◆ DATASET ROWS:
************

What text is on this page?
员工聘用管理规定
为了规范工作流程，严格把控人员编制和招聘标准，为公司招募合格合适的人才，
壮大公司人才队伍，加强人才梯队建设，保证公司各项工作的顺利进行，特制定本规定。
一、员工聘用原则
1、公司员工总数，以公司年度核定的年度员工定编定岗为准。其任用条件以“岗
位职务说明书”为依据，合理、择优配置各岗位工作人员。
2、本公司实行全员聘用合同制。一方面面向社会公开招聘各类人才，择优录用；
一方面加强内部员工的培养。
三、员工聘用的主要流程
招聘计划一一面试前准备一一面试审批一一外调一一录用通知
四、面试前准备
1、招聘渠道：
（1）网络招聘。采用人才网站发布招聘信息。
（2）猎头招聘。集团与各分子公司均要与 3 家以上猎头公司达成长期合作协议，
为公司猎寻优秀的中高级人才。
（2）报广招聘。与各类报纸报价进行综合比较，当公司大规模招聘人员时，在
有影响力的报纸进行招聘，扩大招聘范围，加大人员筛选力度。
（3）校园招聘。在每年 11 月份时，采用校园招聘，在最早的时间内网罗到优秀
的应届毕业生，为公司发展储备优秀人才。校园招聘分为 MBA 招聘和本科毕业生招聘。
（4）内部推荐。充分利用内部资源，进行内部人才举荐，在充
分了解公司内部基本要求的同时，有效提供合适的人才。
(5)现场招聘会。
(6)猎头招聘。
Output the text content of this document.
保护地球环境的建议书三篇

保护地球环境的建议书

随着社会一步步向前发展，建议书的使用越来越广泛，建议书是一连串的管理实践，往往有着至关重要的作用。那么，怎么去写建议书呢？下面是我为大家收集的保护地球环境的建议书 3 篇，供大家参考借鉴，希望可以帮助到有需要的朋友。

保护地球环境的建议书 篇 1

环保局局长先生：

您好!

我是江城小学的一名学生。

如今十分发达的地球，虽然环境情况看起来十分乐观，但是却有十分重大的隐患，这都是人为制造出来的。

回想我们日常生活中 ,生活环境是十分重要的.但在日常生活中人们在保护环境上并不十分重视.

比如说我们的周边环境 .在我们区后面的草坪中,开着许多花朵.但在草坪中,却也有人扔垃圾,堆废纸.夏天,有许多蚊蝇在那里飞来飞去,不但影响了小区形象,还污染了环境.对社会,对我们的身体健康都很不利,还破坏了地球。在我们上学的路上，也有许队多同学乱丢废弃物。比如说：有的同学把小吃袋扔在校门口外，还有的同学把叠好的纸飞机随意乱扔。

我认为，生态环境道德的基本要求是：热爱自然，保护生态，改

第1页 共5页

************

◆ THE REQUEST:
Above are the records. Copy every line in them holding "text".

◆ SOLUTION TO THIS PROBLEM:
What text is on this page?
Output the text content of this document.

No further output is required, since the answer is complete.